▸ Problem to solve
Pull each line containing "icon" out of the data and copy it.

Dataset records
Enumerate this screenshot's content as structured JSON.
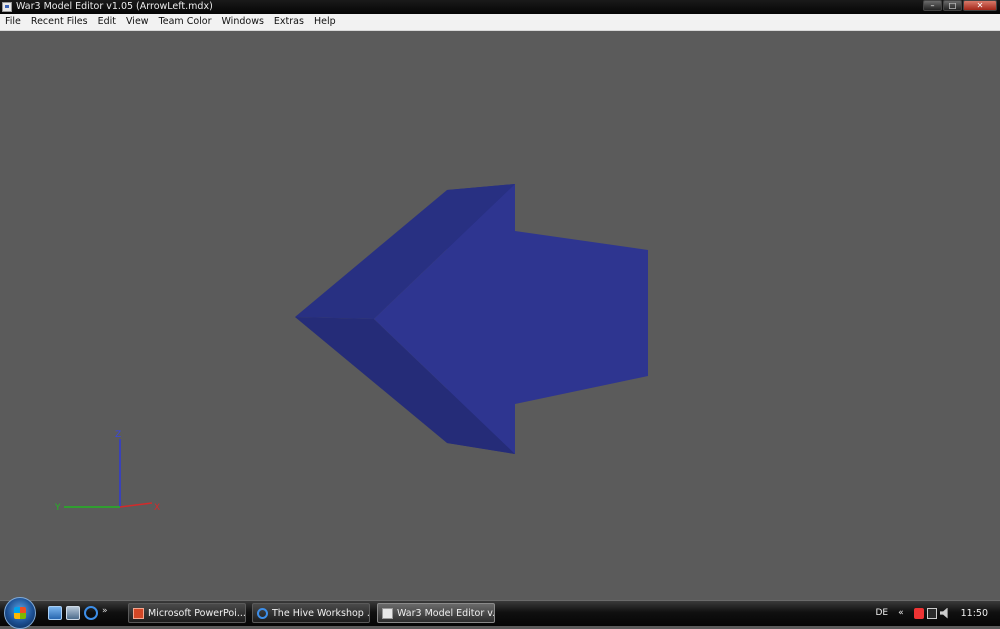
{
  "window": {
    "title": "War3 Model Editor v1.05 (ArrowLeft.mdx)",
    "buttons": {
      "minimize": "–",
      "maximize": "□",
      "close": "✕"
    }
  },
  "menu": {
    "items": [
      "File",
      "Recent Files",
      "Edit",
      "View",
      "Team Color",
      "Windows",
      "Extras",
      "Help"
    ]
  },
  "viewport": {
    "background": "#5b5b5b",
    "model_color": "#2e3590",
    "axes": {
      "z_label": "Z",
      "y_label": "Y",
      "x_label": "X",
      "z_color": "#2f3ad8",
      "y_color": "#22b522",
      "x_color": "#d42a2a"
    }
  },
  "taskbar": {
    "quicklaunch": [
      "show-desktop-icon",
      "switch-windows-icon",
      "internet-explorer-icon"
    ],
    "quicklaunch_more": "»",
    "tasks": [
      {
        "label": "Microsoft PowerPoi...",
        "icon": "powerpoint-icon",
        "active": false
      },
      {
        "label": "The Hive Workshop ...",
        "icon": "internet-explorer-icon",
        "active": false
      },
      {
        "label": "War3 Model Editor v...",
        "icon": "war3-model-editor-icon",
        "active": true
      }
    ],
    "tray": {
      "language": "DE",
      "expand": "«",
      "clock": "11:50"
    }
  }
}
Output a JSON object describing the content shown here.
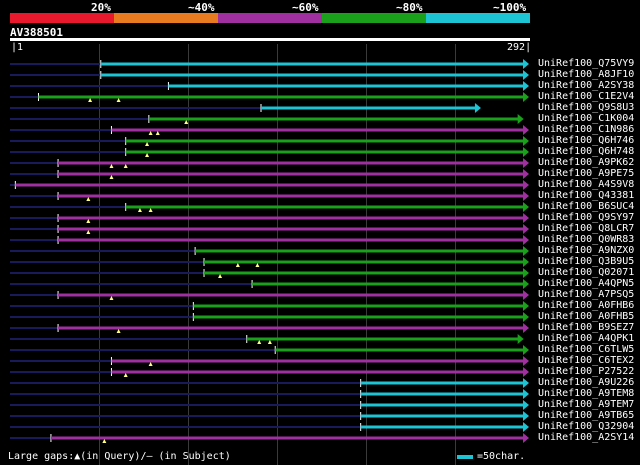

▸ Result below
      "show-desktop-icon",
      "switch-windows-icon",
      "internet-explorer-icon"
        "icon": "powerpoint-icon",
        "icon": "internet-explorer-icon",
        "icon": "war3-model-editor-icon",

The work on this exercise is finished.